Do this -
Track down each line that has the word "JSON" and copy it.

** start **

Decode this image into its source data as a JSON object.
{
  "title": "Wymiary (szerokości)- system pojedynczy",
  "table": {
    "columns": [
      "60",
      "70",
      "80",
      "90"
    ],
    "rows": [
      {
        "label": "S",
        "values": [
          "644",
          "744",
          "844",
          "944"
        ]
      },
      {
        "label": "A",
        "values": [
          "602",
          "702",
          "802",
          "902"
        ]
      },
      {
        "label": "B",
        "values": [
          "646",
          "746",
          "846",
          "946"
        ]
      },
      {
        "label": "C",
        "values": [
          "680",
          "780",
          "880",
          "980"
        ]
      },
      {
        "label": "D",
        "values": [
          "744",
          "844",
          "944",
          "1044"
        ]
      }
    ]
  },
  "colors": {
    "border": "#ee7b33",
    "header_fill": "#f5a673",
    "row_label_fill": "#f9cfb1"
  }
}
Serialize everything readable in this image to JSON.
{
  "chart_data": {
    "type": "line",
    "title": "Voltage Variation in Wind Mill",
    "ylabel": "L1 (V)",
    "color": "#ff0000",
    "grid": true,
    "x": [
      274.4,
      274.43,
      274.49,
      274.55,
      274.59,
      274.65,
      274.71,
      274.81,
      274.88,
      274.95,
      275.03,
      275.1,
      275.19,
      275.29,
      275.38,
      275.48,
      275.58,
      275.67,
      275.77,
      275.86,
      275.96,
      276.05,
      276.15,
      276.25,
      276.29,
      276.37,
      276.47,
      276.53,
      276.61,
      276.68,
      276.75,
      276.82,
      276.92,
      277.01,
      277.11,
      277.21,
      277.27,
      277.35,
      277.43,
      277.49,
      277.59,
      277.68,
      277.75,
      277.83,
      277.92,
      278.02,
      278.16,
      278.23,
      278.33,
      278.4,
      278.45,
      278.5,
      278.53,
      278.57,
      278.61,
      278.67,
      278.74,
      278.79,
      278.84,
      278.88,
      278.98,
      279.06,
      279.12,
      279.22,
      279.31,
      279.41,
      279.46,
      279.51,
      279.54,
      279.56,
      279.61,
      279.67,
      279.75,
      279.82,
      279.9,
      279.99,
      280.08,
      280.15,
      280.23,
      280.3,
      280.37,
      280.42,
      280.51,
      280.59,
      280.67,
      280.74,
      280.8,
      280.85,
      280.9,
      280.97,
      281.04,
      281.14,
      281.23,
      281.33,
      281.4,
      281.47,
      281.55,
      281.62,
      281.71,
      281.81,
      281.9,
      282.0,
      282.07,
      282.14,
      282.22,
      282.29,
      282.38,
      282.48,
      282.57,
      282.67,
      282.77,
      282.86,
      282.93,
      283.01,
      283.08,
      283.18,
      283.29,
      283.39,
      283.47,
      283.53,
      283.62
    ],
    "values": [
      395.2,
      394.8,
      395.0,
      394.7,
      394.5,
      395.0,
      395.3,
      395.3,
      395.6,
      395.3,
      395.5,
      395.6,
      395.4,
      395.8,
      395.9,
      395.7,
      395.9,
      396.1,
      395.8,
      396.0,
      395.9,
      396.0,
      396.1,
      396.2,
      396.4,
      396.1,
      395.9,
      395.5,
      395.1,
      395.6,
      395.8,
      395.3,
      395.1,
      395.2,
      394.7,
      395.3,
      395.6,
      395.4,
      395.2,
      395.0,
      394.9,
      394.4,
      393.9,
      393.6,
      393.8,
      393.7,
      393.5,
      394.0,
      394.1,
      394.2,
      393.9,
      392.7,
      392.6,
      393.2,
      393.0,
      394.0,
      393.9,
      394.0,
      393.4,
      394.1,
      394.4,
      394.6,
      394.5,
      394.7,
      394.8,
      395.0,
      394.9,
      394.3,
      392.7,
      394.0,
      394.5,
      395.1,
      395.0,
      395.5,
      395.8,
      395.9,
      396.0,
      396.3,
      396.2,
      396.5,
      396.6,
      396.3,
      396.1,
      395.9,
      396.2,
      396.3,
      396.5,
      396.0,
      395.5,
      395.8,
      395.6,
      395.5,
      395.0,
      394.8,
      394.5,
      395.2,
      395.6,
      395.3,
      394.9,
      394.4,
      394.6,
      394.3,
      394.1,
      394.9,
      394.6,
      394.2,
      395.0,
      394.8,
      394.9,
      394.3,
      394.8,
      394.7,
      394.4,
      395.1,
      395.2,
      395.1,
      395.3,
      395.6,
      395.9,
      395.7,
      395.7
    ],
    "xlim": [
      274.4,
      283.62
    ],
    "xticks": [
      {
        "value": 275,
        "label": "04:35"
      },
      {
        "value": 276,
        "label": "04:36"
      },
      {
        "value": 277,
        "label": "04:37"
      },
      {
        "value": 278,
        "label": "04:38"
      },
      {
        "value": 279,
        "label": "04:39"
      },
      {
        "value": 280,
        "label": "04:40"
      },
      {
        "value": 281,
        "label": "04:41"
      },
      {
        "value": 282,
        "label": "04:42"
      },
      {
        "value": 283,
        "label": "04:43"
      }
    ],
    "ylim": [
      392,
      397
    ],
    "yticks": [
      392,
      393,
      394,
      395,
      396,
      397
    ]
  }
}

** end **

Response to the task -
Decode this image into its source data as a JSON object.
Serialize everything readable in this image to JSON.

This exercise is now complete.